— STATED PROBLEM —
Reproduce all of the data that follows, character for character.

— PROVIDED RECORDS —
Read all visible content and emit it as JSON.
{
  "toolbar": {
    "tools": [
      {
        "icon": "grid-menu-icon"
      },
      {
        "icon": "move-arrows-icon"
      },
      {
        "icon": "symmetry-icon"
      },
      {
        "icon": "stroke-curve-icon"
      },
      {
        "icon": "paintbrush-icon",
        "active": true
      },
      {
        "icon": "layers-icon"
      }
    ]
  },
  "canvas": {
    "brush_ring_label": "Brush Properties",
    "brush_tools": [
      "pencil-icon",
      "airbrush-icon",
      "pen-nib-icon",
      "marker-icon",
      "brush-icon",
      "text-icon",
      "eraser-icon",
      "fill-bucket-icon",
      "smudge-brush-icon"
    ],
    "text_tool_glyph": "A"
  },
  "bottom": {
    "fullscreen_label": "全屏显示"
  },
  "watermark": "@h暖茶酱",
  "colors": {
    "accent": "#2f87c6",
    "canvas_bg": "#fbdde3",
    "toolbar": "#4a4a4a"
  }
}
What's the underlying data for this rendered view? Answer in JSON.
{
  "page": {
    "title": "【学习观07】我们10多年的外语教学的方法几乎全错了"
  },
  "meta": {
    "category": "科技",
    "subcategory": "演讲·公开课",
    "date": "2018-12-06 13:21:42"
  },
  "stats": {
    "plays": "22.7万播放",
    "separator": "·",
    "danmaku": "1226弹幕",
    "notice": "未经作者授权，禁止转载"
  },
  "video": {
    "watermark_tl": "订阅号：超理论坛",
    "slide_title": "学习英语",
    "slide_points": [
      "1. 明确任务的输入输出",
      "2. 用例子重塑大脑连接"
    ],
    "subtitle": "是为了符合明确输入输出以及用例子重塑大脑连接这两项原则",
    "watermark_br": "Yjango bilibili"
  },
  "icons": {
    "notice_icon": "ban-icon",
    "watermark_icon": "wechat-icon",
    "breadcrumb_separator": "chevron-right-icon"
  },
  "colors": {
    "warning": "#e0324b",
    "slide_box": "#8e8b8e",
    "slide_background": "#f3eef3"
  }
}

— COMPLETED TASK —
Read all visible content and emit it as JSON.
{
  "toolbar": {
    "tools": [
      {
        "icon": "grid-menu-icon"
      },
      {
        "icon": "move-arrows-icon"
      },
      {
        "icon": "symmetry-icon"
      },
      {
        "icon": "stroke-curve-icon"
      },
      {
        "icon": "paintbrush-icon",
        "active": true
      },
      {
        "icon": "layers-icon"
      }
    ]
  },
  "canvas": {
    "brush_ring_label": "Brush Properties",
    "brush_tools": [
      "pencil-icon",
      "airbrush-icon",
      "pen-nib-icon",
      "marker-icon",
      "brush-icon",
      "text-icon",
      "eraser-icon",
      "fill-bucket-icon",
      "smudge-brush-icon"
    ],
    "text_tool_glyph": "A"
  },
  "bottom": {
    "fullscreen_label": "全屏显示"
  },
  "watermark": "@h暖茶酱",
  "colors": {
    "accent": "#2f87c6",
    "canvas_bg": "#fbdde3",
    "toolbar": "#4a4a4a"
  }
}
What's the underlying data for this rendered view? Answer in JSON.
{
  "page": {
    "title": "【学习观07】我们10多年的外语教学的方法几乎全错了"
  },
  "meta": {
    "category": "科技",
    "subcategory": "演讲·公开课",
    "date": "2018-12-06 13:21:42"
  },
  "stats": {
    "plays": "22.7万播放",
    "separator": "·",
    "danmaku": "1226弹幕",
    "notice": "未经作者授权，禁止转载"
  },
  "video": {
    "watermark_tl": "订阅号：超理论坛",
    "slide_title": "学习英语",
    "slide_points": [
      "1. 明确任务的输入输出",
      "2. 用例子重塑大脑连接"
    ],
    "subtitle": "是为了符合明确输入输出以及用例子重塑大脑连接这两项原则",
    "watermark_br": "Yjango bilibili"
  },
  "icons": {
    "notice_icon": "ban-icon",
    "watermark_icon": "wechat-icon",
    "breadcrumb_separator": "chevron-right-icon"
  },
  "colors": {
    "warning": "#e0324b",
    "slide_box": "#8e8b8e",
    "slide_background": "#f3eef3"
  }
}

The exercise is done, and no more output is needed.